[What to work on] Format the lines from the first one through the line containing "smiley-emoticon-icon bbox=[299, 309, 320, 329]", inclusive, as a JSON list of strings, one string per line, leaving out blank lines.

[Records provided]
━━━━━━━━━━━━━━━━━━━━━━━━━━━━━━

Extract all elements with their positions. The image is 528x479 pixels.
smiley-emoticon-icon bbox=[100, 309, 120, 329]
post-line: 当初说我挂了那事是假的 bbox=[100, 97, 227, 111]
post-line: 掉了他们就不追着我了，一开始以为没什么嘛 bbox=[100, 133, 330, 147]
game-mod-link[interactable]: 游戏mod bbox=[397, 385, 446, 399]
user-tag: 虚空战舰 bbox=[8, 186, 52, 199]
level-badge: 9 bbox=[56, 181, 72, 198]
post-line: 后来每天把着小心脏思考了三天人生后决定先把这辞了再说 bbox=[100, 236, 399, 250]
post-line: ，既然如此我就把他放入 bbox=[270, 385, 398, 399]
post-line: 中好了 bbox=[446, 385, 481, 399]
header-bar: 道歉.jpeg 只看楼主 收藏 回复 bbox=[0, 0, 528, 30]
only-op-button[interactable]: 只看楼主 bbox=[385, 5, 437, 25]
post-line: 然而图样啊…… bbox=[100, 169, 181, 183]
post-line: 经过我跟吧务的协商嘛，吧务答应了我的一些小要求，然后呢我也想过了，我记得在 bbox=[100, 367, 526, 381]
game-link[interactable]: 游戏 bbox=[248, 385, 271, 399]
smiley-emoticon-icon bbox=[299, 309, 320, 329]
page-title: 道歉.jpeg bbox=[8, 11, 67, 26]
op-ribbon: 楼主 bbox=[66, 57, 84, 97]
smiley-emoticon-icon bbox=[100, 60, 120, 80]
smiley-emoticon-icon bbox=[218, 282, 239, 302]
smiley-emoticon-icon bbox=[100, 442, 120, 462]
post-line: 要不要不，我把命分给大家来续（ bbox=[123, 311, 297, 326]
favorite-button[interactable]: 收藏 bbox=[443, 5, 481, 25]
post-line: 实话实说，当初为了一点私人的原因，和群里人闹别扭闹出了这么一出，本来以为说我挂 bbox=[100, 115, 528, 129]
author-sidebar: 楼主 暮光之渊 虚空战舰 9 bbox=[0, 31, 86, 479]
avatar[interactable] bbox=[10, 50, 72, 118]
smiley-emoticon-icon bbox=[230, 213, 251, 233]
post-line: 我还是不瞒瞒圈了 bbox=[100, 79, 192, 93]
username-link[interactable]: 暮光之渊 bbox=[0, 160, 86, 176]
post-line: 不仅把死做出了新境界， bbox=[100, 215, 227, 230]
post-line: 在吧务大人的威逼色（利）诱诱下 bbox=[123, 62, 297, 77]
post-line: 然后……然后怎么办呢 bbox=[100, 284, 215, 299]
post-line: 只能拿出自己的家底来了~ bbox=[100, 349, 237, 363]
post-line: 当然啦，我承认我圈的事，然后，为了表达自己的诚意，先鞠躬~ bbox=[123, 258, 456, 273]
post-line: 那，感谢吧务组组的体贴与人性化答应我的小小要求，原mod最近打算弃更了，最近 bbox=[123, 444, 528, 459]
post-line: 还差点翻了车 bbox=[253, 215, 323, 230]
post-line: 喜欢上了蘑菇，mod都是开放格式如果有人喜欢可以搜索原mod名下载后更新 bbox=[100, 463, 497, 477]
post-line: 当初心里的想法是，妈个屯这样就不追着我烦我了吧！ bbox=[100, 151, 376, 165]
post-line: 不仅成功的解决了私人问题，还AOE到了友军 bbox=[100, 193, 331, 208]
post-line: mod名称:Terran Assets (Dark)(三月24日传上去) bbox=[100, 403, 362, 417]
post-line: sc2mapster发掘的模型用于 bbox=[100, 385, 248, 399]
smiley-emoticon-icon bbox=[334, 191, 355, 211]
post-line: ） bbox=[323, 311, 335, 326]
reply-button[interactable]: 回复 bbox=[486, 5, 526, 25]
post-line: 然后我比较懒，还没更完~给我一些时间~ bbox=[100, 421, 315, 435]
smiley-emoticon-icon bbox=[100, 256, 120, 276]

━━━━━━━━━━━━━━━━━━━━━━━━━━━━━━

[Written solution]
[
  "Extract all elements with their positions. The image is 528x479 pixels.",
  "smiley-emoticon-icon bbox=[100, 309, 120, 329]",
  "post-line: 当初说我挂了那事是假的 bbox=[100, 97, 227, 111]",
  "post-line: 掉了他们就不追着我了，一开始以为没什么嘛 bbox=[100, 133, 330, 147]",
  "game-mod-link[interactable]: 游戏mod bbox=[397, 385, 446, 399]",
  "user-tag: 虚空战舰 bbox=[8, 186, 52, 199]",
  "level-badge: 9 bbox=[56, 181, 72, 198]",
  "post-line: 后来每天把着小心脏思考了三天人生后决定先把这辞了再说 bbox=[100, 236, 399, 250]",
  "post-line: ，既然如此我就把他放入 bbox=[270, 385, 398, 399]",
  "post-line: 中好了 bbox=[446, 385, 481, 399]",
  "header-bar: 道歉.jpeg 只看楼主 收藏 回复 bbox=[0, 0, 528, 30]",
  "only-op-button[interactable]: 只看楼主 bbox=[385, 5, 437, 25]",
  "post-line: 然而图样啊…… bbox=[100, 169, 181, 183]",
  "post-line: 经过我跟吧务的协商嘛，吧务答应了我的一些小要求，然后呢我也想过了，我记得在 bbox=[100, 367, 526, 381]",
  "game-link[interactable]: 游戏 bbox=[248, 385, 271, 399]",
  "smiley-emoticon-icon bbox=[299, 309, 320, 329]"
]